Tally the lines of the listing that contain the word "Hips", then give the total and nothing else.

************

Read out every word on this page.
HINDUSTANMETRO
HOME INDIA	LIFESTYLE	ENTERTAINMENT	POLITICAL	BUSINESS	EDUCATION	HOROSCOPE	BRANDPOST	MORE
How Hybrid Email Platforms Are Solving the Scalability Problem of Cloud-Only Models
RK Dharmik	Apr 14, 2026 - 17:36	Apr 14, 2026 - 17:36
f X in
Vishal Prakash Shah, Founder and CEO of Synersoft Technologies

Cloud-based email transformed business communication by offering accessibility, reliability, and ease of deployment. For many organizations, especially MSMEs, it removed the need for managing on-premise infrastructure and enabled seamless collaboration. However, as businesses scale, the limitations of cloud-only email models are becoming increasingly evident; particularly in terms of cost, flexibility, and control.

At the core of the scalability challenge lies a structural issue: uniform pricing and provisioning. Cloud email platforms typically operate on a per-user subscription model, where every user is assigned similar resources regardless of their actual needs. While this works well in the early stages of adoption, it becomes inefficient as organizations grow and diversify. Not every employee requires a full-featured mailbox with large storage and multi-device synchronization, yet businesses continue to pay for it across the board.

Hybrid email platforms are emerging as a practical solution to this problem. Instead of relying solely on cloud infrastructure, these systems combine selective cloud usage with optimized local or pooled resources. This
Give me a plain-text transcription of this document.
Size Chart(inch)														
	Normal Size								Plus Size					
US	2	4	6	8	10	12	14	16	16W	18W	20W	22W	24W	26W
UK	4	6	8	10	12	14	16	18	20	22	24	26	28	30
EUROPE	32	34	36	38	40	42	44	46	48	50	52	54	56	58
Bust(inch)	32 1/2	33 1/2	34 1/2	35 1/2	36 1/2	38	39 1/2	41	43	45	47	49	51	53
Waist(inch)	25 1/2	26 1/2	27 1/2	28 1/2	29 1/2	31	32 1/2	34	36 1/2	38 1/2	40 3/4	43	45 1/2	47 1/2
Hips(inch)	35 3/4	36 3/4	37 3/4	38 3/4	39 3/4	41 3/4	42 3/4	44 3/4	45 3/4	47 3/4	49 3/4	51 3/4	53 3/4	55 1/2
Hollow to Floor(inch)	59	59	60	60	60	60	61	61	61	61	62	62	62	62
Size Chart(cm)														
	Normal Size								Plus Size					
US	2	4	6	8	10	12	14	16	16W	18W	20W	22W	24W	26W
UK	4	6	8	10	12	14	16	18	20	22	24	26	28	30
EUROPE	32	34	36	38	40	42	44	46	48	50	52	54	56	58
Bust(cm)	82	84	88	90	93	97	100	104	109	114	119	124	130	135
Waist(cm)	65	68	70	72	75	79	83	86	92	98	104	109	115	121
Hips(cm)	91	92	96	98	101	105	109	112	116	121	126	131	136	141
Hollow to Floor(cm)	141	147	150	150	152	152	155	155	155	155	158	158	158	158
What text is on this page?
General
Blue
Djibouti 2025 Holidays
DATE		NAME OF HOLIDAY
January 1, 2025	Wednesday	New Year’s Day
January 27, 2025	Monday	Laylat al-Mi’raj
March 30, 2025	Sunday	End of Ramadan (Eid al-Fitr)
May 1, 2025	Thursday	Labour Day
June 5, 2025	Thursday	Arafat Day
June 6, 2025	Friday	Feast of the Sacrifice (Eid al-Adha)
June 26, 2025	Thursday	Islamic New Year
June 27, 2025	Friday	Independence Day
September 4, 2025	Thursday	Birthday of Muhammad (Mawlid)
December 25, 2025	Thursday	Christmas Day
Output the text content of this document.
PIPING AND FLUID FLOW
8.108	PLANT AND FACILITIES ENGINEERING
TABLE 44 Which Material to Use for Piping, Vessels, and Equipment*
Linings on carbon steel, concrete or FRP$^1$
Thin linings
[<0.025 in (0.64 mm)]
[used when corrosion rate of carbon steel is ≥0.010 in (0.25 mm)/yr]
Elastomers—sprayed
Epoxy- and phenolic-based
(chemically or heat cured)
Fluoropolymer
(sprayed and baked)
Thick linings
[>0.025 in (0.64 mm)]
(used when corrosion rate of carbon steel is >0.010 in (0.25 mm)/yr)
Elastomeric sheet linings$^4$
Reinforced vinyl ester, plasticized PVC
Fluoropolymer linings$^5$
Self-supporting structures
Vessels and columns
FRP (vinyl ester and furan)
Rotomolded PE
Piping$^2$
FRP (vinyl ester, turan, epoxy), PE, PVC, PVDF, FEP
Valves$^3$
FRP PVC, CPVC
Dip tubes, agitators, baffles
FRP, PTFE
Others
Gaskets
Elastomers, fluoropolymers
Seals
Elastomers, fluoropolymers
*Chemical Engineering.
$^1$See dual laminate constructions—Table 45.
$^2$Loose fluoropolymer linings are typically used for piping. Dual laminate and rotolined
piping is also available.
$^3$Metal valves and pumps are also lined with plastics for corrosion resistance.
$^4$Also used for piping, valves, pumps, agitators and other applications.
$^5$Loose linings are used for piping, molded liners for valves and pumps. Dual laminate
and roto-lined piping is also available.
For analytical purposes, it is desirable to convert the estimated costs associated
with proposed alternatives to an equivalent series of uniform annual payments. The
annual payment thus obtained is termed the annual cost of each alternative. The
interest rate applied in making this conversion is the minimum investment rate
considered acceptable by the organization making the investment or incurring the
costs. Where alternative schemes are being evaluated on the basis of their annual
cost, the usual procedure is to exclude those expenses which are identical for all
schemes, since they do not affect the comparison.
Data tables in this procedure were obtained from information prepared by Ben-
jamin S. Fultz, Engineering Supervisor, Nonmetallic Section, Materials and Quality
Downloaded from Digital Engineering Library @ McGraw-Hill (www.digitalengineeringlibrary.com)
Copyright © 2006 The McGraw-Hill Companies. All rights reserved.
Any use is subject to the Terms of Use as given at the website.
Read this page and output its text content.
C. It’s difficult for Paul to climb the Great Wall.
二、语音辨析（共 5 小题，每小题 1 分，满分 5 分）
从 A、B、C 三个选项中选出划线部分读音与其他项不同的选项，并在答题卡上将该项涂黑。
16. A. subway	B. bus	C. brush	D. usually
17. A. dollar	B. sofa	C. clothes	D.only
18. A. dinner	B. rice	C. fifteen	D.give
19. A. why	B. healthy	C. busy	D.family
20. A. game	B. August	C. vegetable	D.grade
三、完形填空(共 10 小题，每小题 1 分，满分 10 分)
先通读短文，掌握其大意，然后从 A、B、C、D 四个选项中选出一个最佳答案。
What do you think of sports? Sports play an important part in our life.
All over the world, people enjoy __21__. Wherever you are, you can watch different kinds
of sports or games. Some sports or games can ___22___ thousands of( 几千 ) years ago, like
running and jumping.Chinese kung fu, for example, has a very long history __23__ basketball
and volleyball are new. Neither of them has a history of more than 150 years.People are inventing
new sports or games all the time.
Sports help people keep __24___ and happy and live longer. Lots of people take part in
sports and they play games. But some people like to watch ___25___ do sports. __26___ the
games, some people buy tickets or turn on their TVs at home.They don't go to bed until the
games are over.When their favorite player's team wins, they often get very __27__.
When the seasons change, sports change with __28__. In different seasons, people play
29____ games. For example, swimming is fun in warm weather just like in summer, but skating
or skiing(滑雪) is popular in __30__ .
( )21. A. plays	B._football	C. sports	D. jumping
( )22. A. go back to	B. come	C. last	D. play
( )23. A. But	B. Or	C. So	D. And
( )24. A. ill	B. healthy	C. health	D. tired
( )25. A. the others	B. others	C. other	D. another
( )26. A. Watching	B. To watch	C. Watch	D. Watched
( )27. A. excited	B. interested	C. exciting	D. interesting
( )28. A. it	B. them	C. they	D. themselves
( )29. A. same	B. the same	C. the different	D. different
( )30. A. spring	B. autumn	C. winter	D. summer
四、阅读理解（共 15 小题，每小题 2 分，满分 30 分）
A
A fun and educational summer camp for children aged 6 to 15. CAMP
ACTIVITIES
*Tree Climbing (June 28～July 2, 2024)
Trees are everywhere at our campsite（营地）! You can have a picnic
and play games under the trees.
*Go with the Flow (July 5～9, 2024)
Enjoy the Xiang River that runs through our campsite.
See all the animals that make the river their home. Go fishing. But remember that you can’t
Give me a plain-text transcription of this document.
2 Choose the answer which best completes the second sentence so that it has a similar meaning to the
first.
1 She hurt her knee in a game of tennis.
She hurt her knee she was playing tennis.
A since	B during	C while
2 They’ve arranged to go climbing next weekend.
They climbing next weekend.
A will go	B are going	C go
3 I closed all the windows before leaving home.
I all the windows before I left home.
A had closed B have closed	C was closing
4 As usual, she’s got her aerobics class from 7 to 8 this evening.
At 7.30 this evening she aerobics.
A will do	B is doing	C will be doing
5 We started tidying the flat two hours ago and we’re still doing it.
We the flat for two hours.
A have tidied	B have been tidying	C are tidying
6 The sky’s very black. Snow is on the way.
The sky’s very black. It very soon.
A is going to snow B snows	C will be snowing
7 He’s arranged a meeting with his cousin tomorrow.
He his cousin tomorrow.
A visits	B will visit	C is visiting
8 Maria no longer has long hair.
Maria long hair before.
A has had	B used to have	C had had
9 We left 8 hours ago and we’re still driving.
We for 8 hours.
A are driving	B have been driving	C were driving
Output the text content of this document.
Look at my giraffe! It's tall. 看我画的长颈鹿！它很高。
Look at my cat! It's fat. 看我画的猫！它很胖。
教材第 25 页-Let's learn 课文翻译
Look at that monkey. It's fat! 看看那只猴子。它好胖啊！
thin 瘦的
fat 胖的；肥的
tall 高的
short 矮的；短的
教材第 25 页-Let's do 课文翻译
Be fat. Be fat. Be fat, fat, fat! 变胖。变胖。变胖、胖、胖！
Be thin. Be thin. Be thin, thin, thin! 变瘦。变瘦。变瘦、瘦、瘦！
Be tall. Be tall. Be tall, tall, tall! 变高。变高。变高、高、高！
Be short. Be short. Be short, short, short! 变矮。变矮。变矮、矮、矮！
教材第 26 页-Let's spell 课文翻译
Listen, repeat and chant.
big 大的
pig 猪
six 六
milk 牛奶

************

SOLUTION: 2